◆ Input records:
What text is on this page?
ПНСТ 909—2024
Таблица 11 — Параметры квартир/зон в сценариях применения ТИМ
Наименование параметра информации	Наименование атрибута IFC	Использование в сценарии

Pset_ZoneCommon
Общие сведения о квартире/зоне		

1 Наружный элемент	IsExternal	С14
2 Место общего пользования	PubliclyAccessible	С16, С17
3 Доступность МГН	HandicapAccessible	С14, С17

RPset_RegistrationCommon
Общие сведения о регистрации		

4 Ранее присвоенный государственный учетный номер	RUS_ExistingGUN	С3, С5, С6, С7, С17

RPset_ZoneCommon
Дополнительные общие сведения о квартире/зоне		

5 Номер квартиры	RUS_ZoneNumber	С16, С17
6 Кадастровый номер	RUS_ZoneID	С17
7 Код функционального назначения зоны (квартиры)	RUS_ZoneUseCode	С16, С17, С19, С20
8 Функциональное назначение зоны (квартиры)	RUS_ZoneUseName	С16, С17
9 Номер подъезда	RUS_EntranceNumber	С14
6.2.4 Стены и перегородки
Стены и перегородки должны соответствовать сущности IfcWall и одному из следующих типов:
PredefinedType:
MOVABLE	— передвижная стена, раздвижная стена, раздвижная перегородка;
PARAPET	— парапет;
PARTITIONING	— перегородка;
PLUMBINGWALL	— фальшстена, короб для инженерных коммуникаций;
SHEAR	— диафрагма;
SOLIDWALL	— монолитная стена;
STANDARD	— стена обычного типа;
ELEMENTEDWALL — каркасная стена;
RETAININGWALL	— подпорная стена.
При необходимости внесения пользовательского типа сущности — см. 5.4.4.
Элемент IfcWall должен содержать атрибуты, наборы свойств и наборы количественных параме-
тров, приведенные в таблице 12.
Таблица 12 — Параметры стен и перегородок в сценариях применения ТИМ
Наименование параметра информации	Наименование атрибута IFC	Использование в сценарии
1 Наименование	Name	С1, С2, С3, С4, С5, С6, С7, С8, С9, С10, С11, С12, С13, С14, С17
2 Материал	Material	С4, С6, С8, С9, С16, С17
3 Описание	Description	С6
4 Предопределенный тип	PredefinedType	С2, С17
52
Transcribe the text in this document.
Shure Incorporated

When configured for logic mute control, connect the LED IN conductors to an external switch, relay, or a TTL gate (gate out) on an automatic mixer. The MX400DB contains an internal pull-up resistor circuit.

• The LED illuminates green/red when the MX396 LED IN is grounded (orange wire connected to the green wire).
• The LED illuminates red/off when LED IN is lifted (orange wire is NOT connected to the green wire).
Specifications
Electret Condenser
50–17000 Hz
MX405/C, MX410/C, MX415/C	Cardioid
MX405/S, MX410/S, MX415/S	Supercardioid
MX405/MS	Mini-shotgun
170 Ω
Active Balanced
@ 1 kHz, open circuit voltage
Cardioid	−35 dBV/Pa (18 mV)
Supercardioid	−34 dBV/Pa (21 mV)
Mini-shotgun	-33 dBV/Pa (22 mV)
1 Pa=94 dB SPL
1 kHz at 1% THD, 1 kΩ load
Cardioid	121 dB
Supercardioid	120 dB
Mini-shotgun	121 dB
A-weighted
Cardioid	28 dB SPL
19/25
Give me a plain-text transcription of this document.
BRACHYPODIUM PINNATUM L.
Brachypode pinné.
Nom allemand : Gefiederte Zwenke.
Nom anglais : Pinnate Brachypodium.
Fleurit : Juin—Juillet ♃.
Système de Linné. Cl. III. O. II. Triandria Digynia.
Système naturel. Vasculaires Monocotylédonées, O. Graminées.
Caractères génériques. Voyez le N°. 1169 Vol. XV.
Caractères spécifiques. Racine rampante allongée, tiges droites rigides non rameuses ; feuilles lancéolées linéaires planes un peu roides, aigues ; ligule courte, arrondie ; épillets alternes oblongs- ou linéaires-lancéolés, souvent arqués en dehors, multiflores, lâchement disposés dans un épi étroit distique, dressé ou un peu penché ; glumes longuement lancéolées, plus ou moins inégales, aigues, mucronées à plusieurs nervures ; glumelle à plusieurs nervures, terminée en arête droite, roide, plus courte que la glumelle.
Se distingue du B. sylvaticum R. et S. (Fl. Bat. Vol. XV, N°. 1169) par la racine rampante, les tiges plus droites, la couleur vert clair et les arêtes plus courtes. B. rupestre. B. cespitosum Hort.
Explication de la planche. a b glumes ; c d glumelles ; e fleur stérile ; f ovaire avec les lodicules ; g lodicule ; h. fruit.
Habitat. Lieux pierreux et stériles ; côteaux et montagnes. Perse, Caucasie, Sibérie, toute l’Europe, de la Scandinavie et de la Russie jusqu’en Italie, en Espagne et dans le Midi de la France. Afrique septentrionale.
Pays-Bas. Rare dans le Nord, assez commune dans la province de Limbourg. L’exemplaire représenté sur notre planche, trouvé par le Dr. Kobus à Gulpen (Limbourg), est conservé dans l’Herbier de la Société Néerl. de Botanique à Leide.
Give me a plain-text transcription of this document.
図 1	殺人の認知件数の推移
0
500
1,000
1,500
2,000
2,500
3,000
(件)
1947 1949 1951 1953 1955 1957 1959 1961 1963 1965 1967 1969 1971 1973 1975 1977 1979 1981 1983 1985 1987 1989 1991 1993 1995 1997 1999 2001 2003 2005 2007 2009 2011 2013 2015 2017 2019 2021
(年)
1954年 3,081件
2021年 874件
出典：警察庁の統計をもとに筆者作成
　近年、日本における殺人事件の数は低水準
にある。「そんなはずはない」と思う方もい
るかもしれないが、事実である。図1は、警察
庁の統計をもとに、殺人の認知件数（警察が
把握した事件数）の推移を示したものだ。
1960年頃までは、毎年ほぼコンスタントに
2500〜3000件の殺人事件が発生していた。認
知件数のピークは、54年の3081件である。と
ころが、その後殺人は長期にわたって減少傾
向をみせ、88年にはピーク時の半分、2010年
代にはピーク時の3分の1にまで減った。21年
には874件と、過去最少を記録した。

◆ Brief:
Give the number of lines in the entries that hold the word "PredefinedType", and nothing else.

◆ Answer:
2